══ Data for this task ══
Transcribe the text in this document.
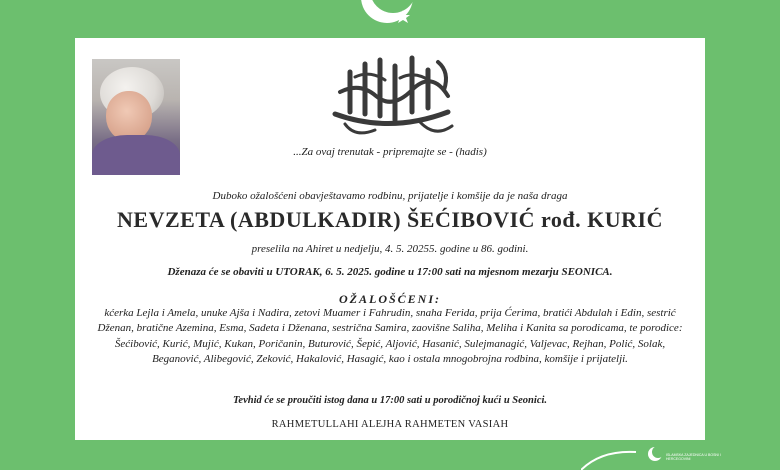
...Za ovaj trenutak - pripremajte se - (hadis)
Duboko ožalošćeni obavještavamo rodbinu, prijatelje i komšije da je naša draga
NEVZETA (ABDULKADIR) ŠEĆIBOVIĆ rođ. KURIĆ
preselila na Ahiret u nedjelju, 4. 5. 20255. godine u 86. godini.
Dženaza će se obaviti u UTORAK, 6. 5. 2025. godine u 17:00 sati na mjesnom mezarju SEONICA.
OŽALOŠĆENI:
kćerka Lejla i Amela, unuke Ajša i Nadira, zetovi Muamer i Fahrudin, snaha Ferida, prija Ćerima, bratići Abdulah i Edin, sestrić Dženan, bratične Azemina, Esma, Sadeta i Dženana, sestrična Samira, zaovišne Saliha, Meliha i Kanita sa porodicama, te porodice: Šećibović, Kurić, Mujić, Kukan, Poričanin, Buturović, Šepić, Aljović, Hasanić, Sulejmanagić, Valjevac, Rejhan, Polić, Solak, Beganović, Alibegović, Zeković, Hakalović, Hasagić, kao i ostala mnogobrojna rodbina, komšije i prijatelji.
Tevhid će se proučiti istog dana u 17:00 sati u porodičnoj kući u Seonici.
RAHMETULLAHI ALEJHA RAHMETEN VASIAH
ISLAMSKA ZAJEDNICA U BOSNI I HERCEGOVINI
═══
══ Data for this task ══
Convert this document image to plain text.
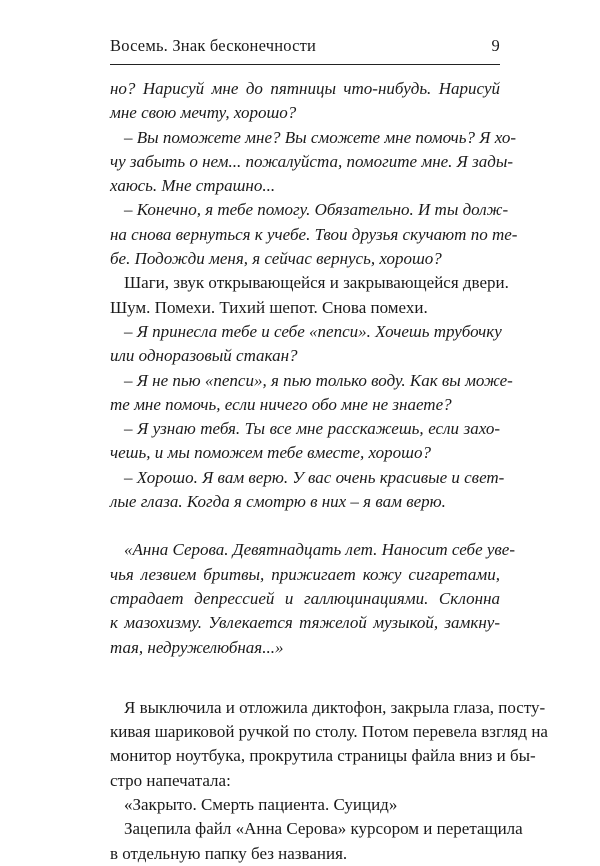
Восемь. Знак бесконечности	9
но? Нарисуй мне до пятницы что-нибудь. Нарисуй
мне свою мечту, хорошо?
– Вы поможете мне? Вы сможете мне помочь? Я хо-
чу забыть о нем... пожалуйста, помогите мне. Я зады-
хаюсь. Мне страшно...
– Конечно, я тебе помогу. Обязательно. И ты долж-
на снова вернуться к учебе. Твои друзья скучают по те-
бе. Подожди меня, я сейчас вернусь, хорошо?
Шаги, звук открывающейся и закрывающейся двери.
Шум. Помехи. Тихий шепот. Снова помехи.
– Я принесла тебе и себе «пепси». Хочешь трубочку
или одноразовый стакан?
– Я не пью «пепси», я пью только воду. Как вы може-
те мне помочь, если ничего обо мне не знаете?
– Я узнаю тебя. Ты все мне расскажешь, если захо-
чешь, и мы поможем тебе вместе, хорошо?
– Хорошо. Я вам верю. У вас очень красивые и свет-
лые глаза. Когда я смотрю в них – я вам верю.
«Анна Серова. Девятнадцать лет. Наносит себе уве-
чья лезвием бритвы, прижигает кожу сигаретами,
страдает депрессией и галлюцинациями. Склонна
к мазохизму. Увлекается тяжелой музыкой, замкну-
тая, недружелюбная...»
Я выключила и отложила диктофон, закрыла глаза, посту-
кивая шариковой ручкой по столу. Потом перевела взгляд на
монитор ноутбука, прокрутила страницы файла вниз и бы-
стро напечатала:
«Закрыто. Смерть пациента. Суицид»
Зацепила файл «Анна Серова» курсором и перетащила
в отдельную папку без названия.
═══
══ Data for this task ══
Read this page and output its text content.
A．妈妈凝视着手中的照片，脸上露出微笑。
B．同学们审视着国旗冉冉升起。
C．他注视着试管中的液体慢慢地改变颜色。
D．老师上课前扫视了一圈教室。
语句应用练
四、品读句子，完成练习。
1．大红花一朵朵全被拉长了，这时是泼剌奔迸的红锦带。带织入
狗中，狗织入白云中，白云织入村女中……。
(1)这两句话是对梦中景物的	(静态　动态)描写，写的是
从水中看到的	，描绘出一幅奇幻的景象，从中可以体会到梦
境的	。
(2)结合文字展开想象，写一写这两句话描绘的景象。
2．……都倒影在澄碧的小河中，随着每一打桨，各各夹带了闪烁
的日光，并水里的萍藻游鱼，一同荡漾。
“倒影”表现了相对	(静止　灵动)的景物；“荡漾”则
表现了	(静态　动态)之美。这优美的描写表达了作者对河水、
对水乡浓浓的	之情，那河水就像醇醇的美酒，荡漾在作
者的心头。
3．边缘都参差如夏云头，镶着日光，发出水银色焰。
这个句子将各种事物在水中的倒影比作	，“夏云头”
═══
Task:
Above are the records. Identify each line that contains the word "себе".

Task output:
– Я принесла тебе и себе «пепси». Хочешь трубочку
«Анна Серова. Девятнадцать лет. Наносит себе уве-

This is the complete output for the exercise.